**The data:**
——————

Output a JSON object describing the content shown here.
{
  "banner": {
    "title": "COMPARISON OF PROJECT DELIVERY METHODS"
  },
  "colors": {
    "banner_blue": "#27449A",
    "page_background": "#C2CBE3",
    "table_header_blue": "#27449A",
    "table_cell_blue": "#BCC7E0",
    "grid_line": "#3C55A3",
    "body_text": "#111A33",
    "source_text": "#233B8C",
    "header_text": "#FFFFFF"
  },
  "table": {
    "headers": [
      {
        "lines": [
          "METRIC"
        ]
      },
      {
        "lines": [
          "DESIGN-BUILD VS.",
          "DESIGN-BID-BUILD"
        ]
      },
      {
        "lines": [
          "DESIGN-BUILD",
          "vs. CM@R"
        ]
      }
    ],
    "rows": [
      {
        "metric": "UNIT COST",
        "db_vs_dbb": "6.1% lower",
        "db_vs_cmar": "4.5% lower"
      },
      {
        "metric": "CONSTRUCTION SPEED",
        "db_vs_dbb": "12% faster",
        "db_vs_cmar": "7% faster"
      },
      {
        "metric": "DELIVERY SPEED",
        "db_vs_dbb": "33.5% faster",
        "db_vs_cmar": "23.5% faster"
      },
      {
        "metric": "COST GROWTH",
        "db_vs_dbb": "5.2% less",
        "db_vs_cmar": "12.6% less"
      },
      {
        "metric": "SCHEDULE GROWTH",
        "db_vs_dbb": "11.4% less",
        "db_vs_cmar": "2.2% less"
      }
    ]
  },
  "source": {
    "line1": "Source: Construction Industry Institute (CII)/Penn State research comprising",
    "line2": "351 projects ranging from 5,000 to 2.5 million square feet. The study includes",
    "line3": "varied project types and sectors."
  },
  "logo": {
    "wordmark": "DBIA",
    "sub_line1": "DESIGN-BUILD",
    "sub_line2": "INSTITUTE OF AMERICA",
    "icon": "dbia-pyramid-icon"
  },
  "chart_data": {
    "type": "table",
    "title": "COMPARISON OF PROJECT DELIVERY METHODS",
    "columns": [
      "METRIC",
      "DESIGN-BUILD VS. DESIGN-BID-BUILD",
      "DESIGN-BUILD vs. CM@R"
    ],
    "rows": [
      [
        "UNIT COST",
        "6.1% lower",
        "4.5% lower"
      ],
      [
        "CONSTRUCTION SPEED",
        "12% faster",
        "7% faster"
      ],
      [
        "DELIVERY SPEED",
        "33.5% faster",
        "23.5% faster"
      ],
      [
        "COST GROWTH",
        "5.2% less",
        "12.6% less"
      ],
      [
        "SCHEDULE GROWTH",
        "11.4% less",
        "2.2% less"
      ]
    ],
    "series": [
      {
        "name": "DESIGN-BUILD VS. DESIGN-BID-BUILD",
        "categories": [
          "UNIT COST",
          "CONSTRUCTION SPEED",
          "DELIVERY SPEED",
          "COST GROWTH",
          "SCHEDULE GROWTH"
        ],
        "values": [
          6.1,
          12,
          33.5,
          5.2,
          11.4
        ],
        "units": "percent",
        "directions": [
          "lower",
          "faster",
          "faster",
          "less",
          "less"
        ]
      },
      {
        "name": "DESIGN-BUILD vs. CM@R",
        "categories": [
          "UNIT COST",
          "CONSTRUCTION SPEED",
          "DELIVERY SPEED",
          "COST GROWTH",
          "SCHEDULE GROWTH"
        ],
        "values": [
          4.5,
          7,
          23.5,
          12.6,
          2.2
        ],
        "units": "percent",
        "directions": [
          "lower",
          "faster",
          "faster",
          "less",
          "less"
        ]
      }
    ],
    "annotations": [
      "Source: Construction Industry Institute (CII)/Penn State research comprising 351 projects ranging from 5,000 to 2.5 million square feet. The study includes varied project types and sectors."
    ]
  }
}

——————

**Your task:** Examine the records and report how many lines contain the string "study". Only the number should be given.

**Worked solution:** 2